** Begin MATERIAL FOR THE TASK **

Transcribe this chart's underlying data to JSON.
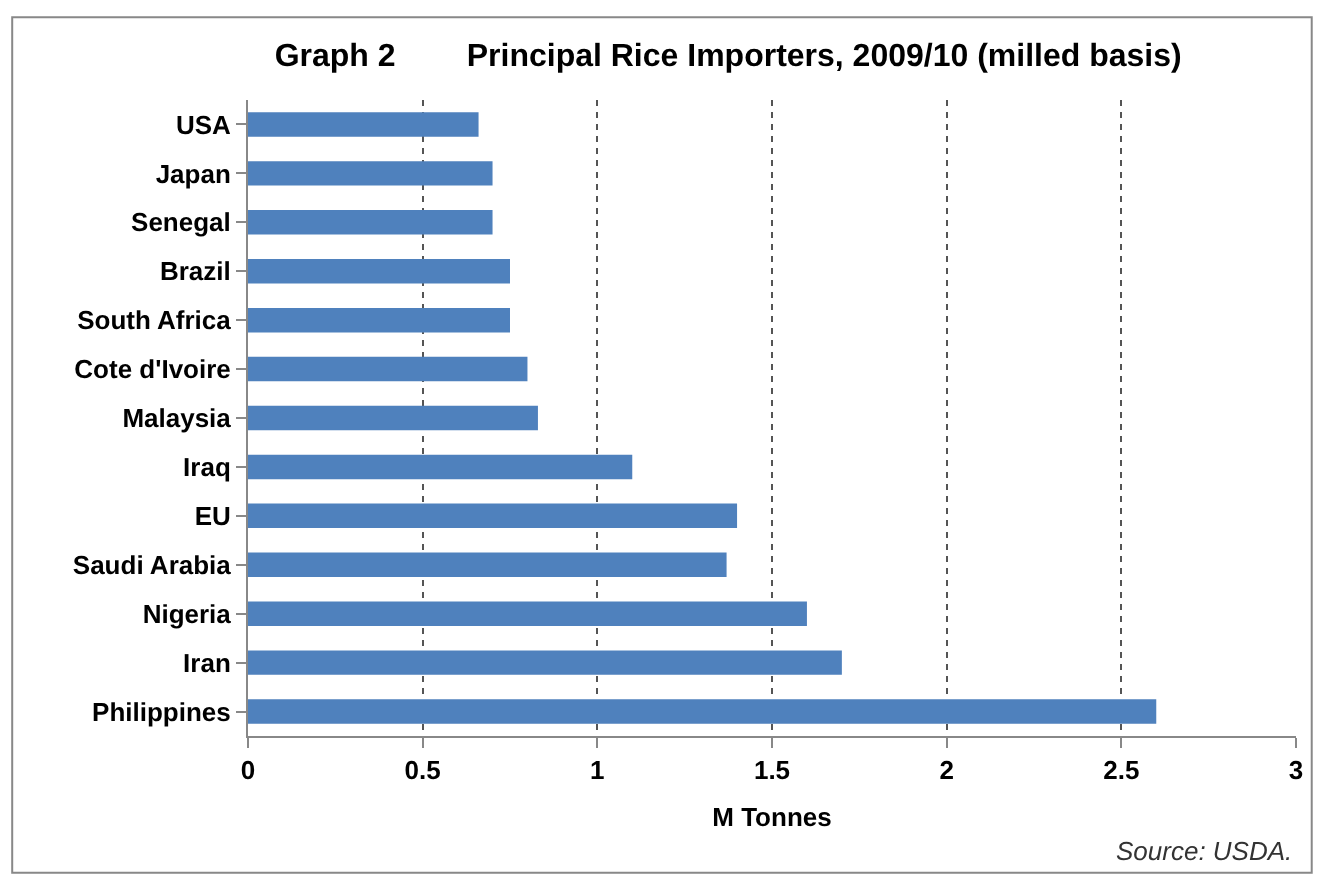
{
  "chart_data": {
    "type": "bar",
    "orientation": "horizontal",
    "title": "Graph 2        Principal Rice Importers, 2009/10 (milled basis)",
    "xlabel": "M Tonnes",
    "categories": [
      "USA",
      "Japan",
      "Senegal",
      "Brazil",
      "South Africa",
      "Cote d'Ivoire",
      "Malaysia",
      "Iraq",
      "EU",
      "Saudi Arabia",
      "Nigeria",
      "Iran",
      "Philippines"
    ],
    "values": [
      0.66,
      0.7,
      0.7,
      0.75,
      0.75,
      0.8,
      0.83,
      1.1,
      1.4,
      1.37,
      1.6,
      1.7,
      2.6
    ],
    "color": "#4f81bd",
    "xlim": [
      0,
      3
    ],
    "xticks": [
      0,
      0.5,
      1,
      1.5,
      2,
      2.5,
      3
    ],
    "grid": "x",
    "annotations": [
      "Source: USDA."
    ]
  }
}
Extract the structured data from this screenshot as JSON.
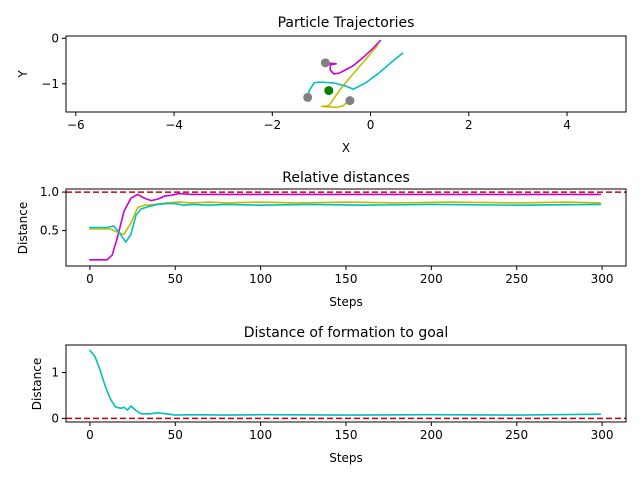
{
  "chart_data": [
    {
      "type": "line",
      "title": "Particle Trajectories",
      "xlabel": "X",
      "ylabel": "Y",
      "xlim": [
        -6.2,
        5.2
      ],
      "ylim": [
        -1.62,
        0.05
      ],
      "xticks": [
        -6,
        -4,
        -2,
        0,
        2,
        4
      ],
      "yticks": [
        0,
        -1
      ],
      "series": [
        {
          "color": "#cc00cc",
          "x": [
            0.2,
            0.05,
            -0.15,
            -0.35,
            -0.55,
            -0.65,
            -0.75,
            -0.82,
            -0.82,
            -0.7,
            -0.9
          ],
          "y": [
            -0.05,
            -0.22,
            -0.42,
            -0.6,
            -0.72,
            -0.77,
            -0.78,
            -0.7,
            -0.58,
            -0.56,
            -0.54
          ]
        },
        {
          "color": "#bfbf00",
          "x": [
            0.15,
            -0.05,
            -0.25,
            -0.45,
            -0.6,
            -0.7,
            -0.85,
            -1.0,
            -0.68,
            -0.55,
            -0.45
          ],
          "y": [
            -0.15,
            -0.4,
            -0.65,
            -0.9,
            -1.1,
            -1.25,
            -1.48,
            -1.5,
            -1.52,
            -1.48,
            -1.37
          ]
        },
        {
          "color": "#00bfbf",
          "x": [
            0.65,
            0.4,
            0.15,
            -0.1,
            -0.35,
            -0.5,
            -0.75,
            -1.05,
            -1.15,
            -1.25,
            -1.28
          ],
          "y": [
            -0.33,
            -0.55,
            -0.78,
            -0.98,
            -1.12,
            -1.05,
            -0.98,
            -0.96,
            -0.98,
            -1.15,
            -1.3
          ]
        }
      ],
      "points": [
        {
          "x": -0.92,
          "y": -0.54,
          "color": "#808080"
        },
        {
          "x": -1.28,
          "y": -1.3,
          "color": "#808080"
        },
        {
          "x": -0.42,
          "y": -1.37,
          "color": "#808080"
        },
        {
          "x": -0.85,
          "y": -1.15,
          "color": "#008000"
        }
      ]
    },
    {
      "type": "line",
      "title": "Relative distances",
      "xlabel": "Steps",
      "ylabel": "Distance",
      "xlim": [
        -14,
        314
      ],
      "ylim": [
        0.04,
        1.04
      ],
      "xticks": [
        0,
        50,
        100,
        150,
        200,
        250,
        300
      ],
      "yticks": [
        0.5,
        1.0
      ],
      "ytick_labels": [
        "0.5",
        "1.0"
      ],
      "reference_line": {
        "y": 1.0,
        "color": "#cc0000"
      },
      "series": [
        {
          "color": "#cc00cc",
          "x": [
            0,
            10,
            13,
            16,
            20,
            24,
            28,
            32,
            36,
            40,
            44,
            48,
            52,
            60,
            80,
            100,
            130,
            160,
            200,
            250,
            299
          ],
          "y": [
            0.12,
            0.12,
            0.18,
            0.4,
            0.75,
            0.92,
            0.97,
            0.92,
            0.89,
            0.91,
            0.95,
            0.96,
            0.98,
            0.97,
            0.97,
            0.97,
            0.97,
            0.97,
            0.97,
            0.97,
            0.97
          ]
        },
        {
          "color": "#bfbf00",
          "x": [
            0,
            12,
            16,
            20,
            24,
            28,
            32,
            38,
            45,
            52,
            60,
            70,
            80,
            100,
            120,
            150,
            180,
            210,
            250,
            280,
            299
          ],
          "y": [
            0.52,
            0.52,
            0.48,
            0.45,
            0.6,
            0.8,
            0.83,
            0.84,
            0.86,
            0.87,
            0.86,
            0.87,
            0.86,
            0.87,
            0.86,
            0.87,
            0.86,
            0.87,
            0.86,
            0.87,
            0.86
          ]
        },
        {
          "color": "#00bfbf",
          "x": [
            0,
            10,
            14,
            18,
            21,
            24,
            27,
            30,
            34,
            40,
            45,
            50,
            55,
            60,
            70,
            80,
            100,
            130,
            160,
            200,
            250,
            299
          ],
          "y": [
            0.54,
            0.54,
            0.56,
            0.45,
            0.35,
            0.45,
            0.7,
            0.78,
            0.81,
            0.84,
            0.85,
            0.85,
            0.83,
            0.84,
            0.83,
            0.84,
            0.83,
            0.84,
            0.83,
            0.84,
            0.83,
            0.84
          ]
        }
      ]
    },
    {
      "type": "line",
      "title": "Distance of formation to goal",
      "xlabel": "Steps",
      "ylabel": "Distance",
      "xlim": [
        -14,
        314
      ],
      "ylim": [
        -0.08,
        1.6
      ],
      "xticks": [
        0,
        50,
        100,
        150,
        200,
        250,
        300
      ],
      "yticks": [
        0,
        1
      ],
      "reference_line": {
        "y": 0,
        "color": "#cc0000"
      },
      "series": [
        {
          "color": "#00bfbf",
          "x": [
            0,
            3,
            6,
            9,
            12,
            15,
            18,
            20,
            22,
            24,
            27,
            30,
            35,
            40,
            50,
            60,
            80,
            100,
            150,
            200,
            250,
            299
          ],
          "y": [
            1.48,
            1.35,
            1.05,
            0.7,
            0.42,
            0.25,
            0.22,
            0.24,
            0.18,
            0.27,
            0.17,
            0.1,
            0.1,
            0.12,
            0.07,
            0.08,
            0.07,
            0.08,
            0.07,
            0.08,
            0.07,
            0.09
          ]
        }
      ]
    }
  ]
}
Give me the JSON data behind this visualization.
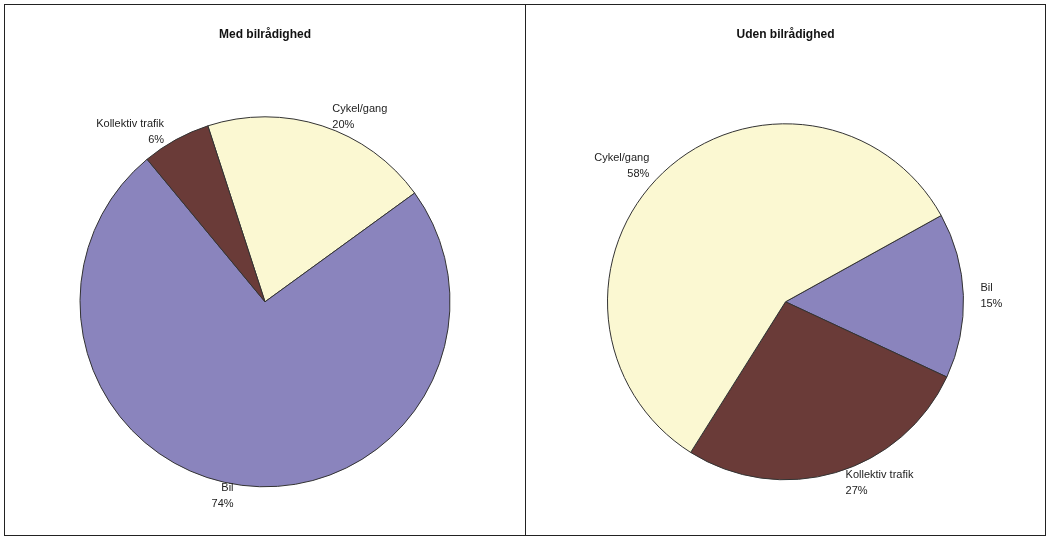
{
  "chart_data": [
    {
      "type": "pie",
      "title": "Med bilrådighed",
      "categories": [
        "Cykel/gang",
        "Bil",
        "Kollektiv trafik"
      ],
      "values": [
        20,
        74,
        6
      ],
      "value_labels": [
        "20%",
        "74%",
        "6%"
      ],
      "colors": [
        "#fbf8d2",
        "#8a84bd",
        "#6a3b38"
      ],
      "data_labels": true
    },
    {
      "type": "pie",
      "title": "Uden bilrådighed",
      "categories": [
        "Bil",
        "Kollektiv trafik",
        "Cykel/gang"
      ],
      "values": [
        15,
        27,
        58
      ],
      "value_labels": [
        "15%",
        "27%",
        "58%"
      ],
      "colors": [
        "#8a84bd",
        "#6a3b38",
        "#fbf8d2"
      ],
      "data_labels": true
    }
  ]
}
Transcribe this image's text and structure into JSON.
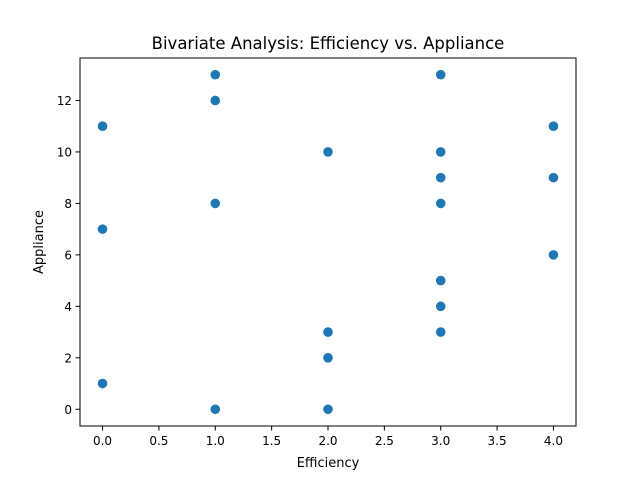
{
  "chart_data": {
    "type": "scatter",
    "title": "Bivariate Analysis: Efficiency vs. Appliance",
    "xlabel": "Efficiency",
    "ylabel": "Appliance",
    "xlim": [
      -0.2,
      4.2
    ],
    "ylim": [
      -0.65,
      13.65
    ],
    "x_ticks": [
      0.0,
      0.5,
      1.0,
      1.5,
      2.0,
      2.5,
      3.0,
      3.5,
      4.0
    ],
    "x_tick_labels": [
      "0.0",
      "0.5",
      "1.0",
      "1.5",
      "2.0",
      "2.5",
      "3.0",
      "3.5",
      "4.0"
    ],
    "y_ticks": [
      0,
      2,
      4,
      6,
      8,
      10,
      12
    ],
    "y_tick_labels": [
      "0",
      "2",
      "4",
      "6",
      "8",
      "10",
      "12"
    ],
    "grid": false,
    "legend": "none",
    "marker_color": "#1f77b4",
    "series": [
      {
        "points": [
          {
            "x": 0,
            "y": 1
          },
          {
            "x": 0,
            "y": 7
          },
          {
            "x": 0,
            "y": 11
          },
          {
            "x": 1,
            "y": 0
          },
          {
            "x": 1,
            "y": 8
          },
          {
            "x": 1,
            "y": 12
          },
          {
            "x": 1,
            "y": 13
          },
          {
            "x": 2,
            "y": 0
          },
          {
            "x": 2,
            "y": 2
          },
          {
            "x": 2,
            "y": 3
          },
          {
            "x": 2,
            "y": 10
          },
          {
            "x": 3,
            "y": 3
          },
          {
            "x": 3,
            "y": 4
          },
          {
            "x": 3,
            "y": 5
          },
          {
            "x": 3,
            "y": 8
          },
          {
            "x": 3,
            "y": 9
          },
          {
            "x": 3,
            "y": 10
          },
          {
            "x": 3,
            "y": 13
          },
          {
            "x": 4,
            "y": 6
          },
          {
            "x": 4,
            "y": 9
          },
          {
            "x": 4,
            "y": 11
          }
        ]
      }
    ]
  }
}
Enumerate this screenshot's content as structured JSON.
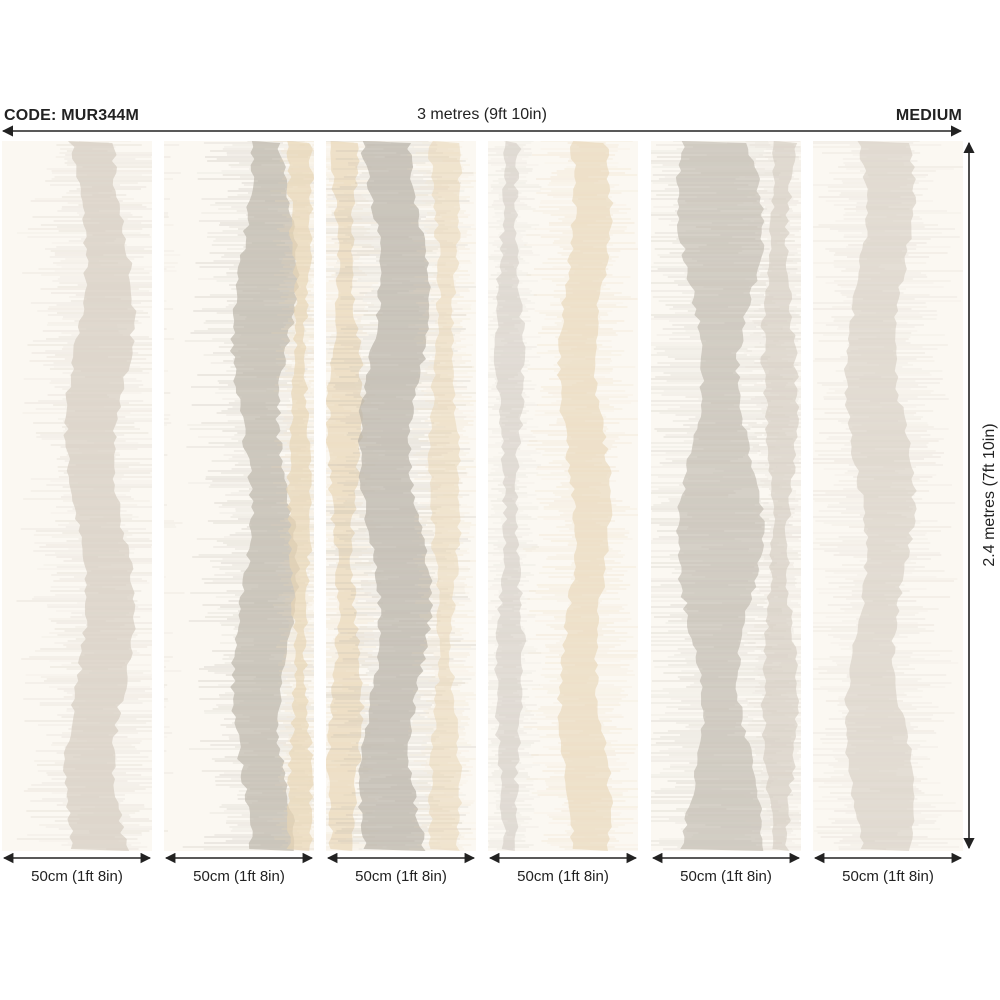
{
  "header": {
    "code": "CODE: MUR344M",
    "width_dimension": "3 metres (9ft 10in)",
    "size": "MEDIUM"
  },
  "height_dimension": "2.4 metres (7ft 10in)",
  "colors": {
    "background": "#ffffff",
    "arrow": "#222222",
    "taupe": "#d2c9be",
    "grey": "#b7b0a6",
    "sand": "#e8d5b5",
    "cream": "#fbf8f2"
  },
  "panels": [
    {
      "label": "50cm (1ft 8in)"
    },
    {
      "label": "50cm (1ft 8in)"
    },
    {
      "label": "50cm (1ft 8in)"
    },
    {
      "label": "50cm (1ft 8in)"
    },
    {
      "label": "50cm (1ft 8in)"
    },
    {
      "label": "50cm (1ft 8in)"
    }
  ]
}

** End MATERIAL FOR THE TASK **

* _TASK STATEMENT_: Extract all lines from the data in which "Efficiency" is found.

* _TASK RESULT_:
    "title": "Bivariate Analysis: Efficiency vs. Appliance",
    "xlabel": "Efficiency",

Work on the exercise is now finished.